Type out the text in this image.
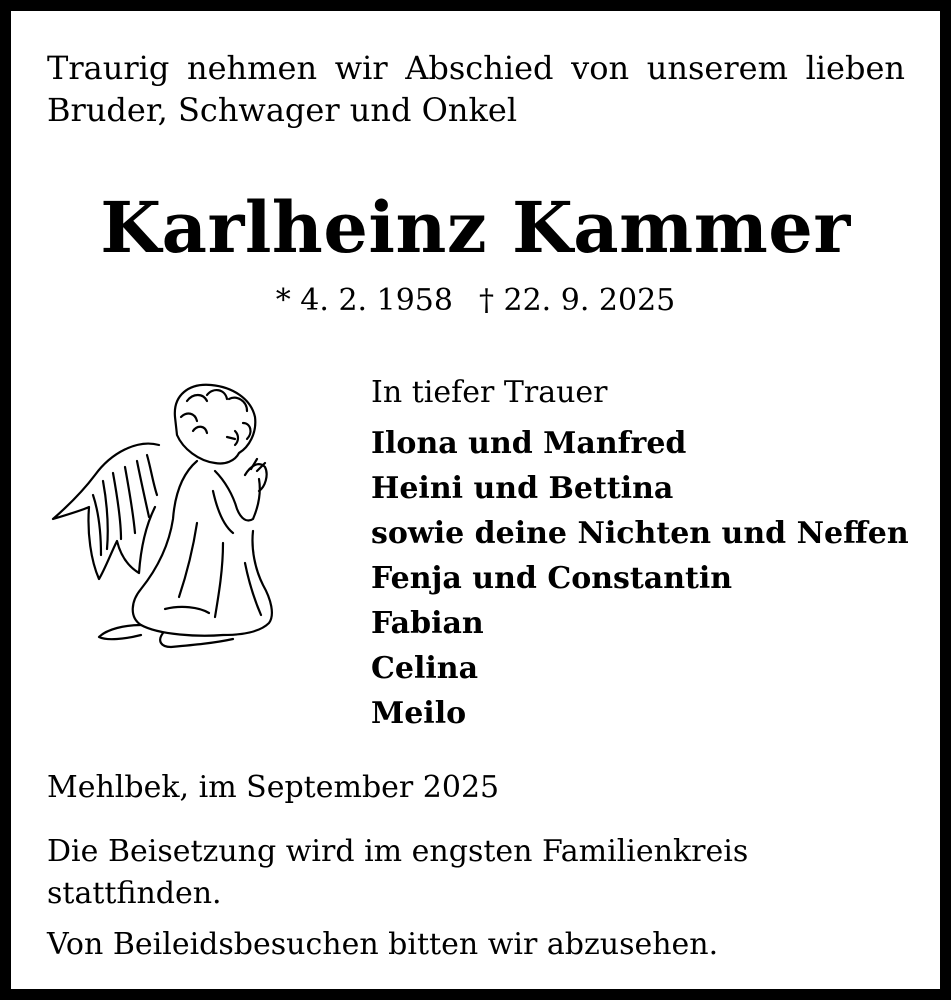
Traurig nehmen wir Abschied von unserem lieben
Bruder, Schwager und Onkel
Karlheinz Kammer
* 4. 2. 1958 † 22. 9. 2025
In tiefer Trauer
Ilona und Manfred
Heini und Bettina
sowie deine Nichten und Neffen
Fenja und Constantin
Fabian
Celina
Meilo
Mehlbek, im September 2025

Die Beisetzung wird im engsten Familienkreis

stattfinden.

Von Beileidsbesuchen bitten wir abzusehen.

# # # # # # #

What the exercise asks
Repeat the material above verbatim, with no pictures in the output.

Reply
Type out the text in this image.
Traurig nehmen wir Abschied von unserem lieben
Bruder, Schwager und Onkel
Karlheinz Kammer
* 4. 2. 1958 † 22. 9. 2025
In tiefer Trauer
Ilona und Manfred
Heini und Bettina
sowie deine Nichten und Neffen
Fenja und Constantin
Fabian
Celina
Meilo
Mehlbek, im September 2025

Die Beisetzung wird im engsten Familienkreis

stattfinden.

Von Beileidsbesuchen bitten wir abzusehen.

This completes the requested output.